→ Given task: What you return should match every record exactly, with the images removed.

→ Available data:
·····
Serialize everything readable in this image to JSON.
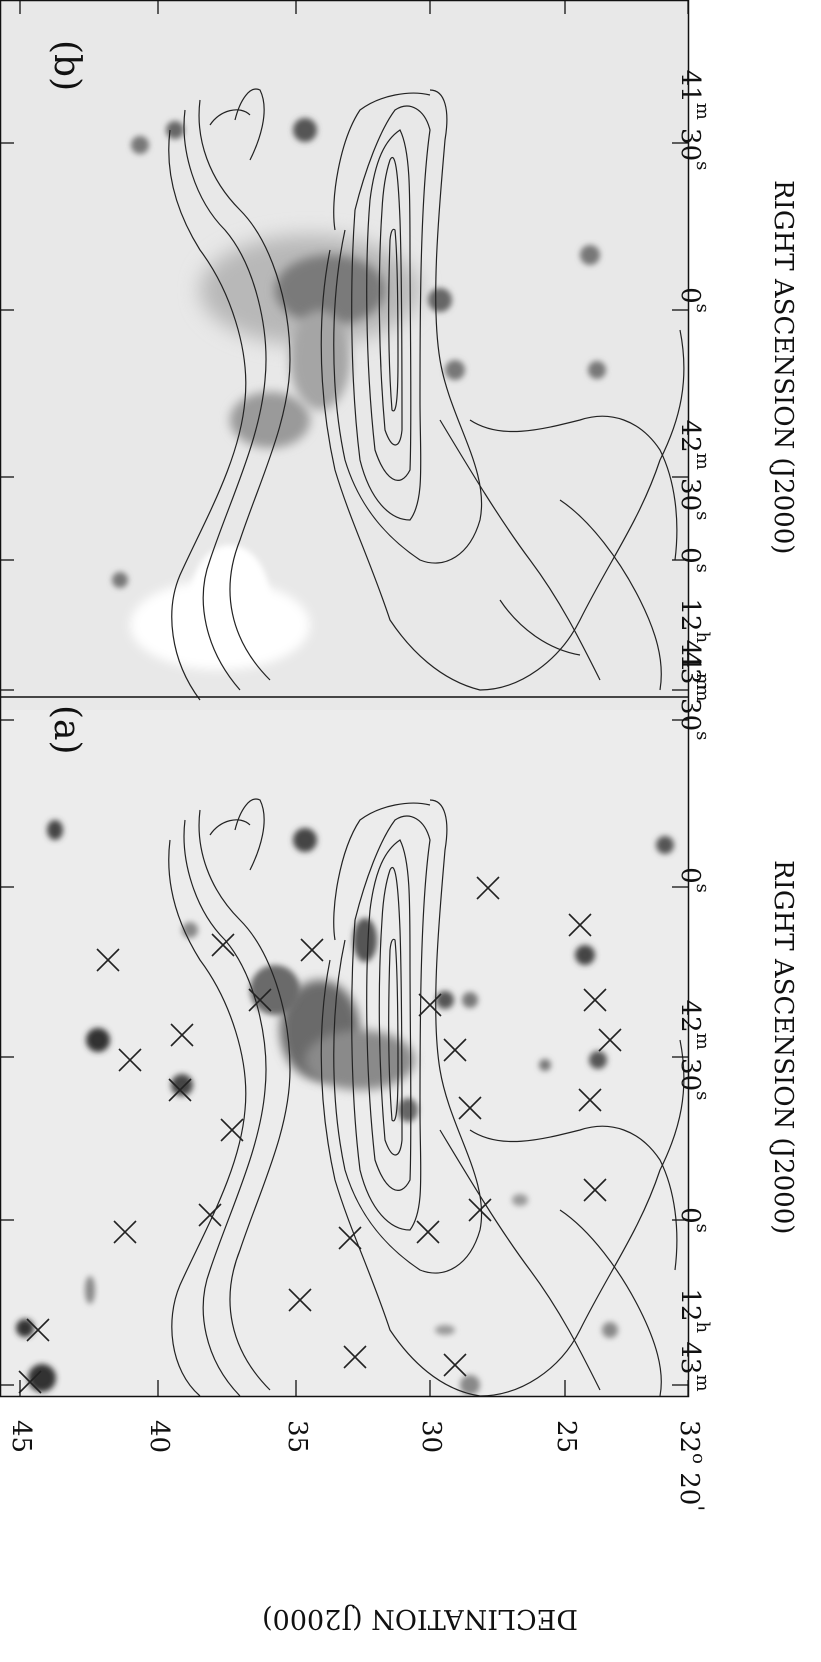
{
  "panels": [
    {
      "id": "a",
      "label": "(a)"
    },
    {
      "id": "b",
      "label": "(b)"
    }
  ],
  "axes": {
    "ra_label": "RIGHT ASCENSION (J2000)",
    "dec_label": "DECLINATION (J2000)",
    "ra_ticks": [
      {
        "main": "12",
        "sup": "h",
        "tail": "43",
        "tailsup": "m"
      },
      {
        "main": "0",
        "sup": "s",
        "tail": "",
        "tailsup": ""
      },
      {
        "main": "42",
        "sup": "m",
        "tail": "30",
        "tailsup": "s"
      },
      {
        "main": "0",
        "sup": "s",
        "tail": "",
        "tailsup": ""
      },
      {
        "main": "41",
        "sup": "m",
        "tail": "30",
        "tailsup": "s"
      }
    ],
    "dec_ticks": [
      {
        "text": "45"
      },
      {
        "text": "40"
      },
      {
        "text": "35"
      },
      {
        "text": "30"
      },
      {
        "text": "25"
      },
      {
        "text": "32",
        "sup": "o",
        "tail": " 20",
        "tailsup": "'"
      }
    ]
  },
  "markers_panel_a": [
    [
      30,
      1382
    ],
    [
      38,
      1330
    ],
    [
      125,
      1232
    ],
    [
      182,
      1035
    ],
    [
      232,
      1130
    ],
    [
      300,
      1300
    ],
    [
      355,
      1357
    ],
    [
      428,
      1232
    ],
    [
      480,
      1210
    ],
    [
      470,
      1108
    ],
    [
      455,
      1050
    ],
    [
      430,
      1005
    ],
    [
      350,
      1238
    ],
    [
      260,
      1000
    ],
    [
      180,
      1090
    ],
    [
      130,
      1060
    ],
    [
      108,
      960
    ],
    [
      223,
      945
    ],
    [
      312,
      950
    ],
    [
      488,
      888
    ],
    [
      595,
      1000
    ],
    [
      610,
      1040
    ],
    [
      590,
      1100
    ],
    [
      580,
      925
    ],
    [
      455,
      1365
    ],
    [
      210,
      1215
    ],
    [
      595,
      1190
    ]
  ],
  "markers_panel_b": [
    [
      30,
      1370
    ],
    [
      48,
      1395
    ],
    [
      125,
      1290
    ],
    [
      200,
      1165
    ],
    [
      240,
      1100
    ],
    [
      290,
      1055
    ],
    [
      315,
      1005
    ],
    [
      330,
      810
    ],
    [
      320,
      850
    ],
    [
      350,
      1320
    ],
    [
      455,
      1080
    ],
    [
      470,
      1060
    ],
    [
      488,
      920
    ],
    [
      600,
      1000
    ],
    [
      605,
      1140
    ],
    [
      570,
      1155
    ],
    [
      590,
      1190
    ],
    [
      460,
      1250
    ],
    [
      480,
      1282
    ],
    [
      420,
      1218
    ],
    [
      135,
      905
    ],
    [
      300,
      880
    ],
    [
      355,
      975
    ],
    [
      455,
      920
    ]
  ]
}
·····
→ Response to this task:
Serialize everything readable in this image to JSON.
{
  "panels": [
    {
      "id": "a",
      "label": "(a)"
    },
    {
      "id": "b",
      "label": "(b)"
    }
  ],
  "axes": {
    "ra_label": "RIGHT ASCENSION (J2000)",
    "dec_label": "DECLINATION (J2000)",
    "ra_ticks": [
      {
        "main": "12",
        "sup": "h",
        "tail": "43",
        "tailsup": "m"
      },
      {
        "main": "0",
        "sup": "s",
        "tail": "",
        "tailsup": ""
      },
      {
        "main": "42",
        "sup": "m",
        "tail": "30",
        "tailsup": "s"
      },
      {
        "main": "0",
        "sup": "s",
        "tail": "",
        "tailsup": ""
      },
      {
        "main": "41",
        "sup": "m",
        "tail": "30",
        "tailsup": "s"
      }
    ],
    "dec_ticks": [
      {
        "text": "45"
      },
      {
        "text": "40"
      },
      {
        "text": "35"
      },
      {
        "text": "30"
      },
      {
        "text": "25"
      },
      {
        "text": "32",
        "sup": "o",
        "tail": " 20",
        "tailsup": "'"
      }
    ]
  },
  "markers_panel_a": [
    [
      30,
      1382
    ],
    [
      38,
      1330
    ],
    [
      125,
      1232
    ],
    [
      182,
      1035
    ],
    [
      232,
      1130
    ],
    [
      300,
      1300
    ],
    [
      355,
      1357
    ],
    [
      428,
      1232
    ],
    [
      480,
      1210
    ],
    [
      470,
      1108
    ],
    [
      455,
      1050
    ],
    [
      430,
      1005
    ],
    [
      350,
      1238
    ],
    [
      260,
      1000
    ],
    [
      180,
      1090
    ],
    [
      130,
      1060
    ],
    [
      108,
      960
    ],
    [
      223,
      945
    ],
    [
      312,
      950
    ],
    [
      488,
      888
    ],
    [
      595,
      1000
    ],
    [
      610,
      1040
    ],
    [
      590,
      1100
    ],
    [
      580,
      925
    ],
    [
      455,
      1365
    ],
    [
      210,
      1215
    ],
    [
      595,
      1190
    ]
  ],
  "markers_panel_b": [
    [
      30,
      1370
    ],
    [
      48,
      1395
    ],
    [
      125,
      1290
    ],
    [
      200,
      1165
    ],
    [
      240,
      1100
    ],
    [
      290,
      1055
    ],
    [
      315,
      1005
    ],
    [
      330,
      810
    ],
    [
      320,
      850
    ],
    [
      350,
      1320
    ],
    [
      455,
      1080
    ],
    [
      470,
      1060
    ],
    [
      488,
      920
    ],
    [
      600,
      1000
    ],
    [
      605,
      1140
    ],
    [
      570,
      1155
    ],
    [
      590,
      1190
    ],
    [
      460,
      1250
    ],
    [
      480,
      1282
    ],
    [
      420,
      1218
    ],
    [
      135,
      905
    ],
    [
      300,
      880
    ],
    [
      355,
      975
    ],
    [
      455,
      920
    ]
  ]
}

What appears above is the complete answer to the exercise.